▶ _Exercise goal_
All of the lines below are to be printed again exactly; images are excluded from the output.

▶ _Dataset records_

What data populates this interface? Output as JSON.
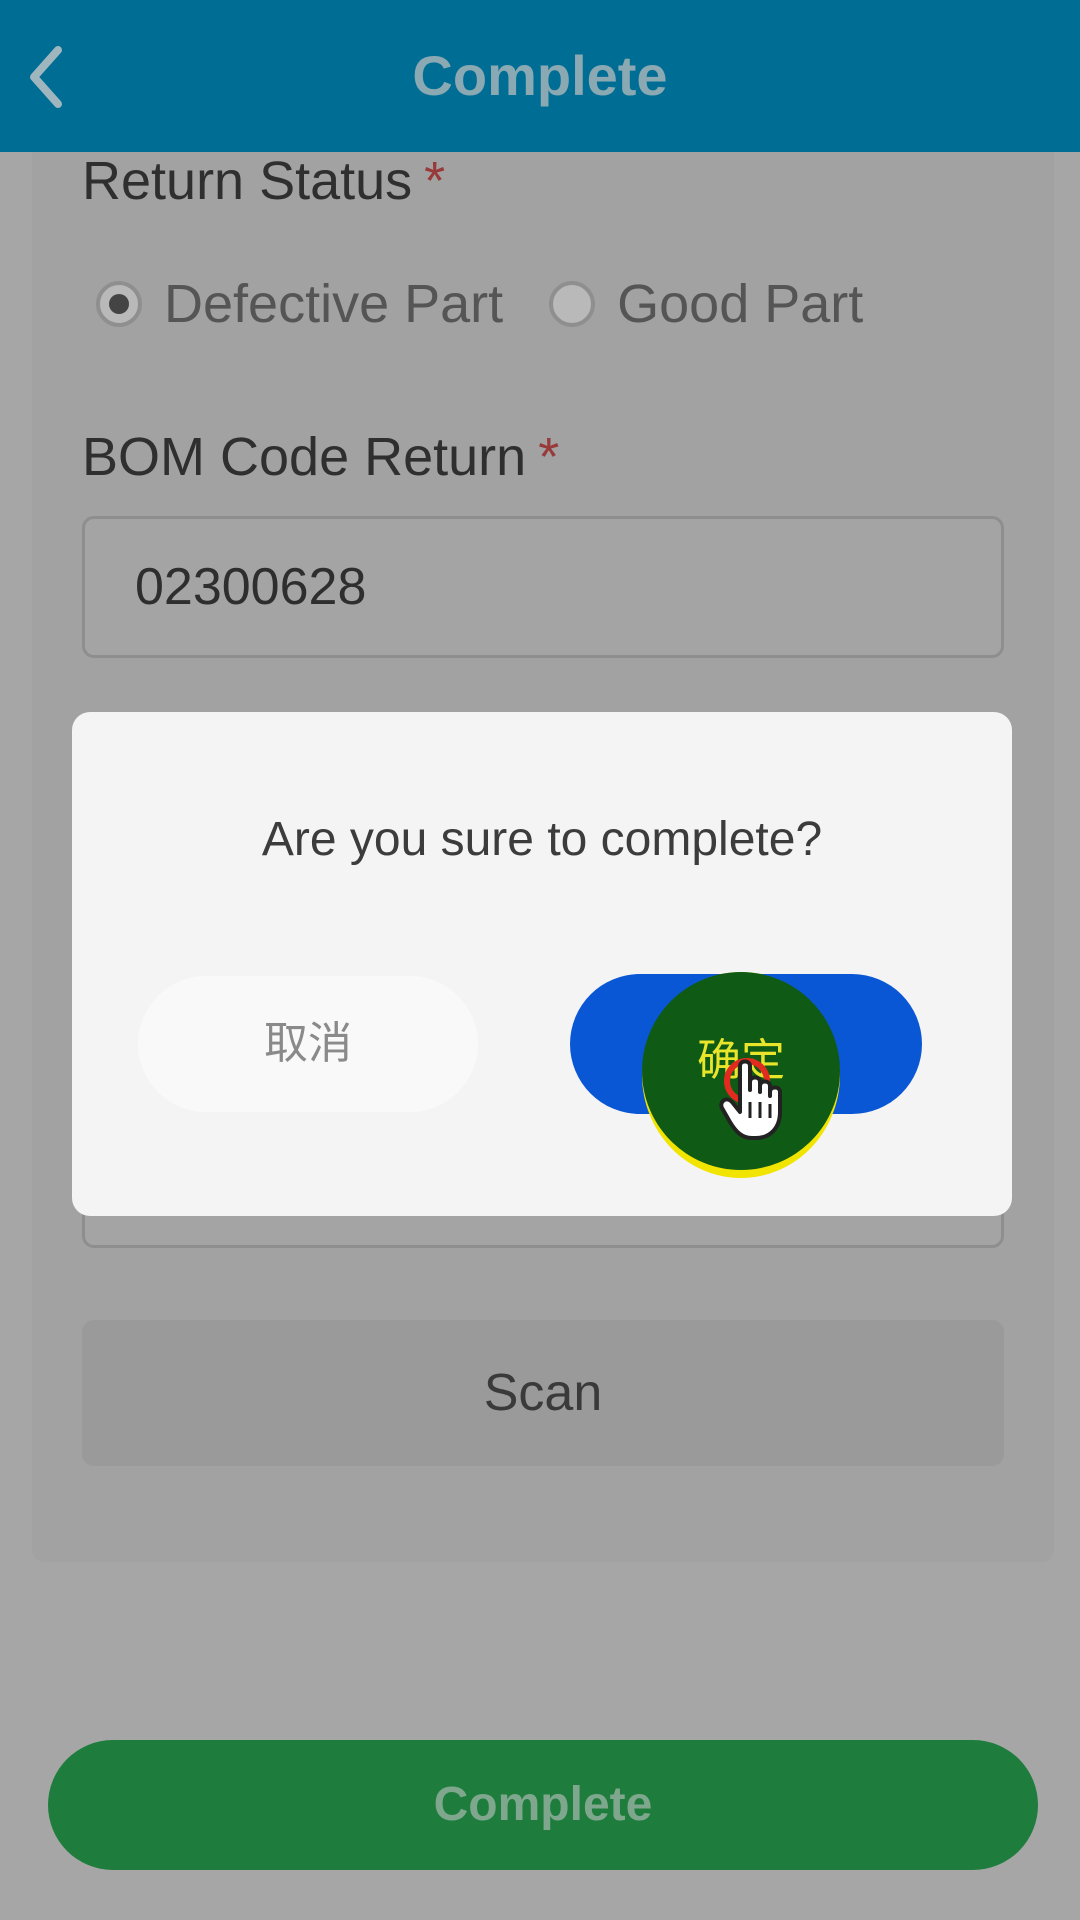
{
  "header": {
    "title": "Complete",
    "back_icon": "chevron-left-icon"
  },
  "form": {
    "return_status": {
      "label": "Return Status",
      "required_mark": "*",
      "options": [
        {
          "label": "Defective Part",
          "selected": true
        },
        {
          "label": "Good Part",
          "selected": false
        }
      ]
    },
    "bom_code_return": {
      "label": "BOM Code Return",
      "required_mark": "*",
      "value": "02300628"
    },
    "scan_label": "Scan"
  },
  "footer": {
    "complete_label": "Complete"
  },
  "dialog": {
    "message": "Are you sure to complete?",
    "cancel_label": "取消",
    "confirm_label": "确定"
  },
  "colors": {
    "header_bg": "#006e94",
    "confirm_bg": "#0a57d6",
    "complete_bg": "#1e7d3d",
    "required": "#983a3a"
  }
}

▶ _Task answer_
What data populates this interface? Output as JSON.
{
  "header": {
    "title": "Complete",
    "back_icon": "chevron-left-icon"
  },
  "form": {
    "return_status": {
      "label": "Return Status",
      "required_mark": "*",
      "options": [
        {
          "label": "Defective Part",
          "selected": true
        },
        {
          "label": "Good Part",
          "selected": false
        }
      ]
    },
    "bom_code_return": {
      "label": "BOM Code Return",
      "required_mark": "*",
      "value": "02300628"
    },
    "scan_label": "Scan"
  },
  "footer": {
    "complete_label": "Complete"
  },
  "dialog": {
    "message": "Are you sure to complete?",
    "cancel_label": "取消",
    "confirm_label": "确定"
  },
  "colors": {
    "header_bg": "#006e94",
    "confirm_bg": "#0a57d6",
    "complete_bg": "#1e7d3d",
    "required": "#983a3a"
  }
}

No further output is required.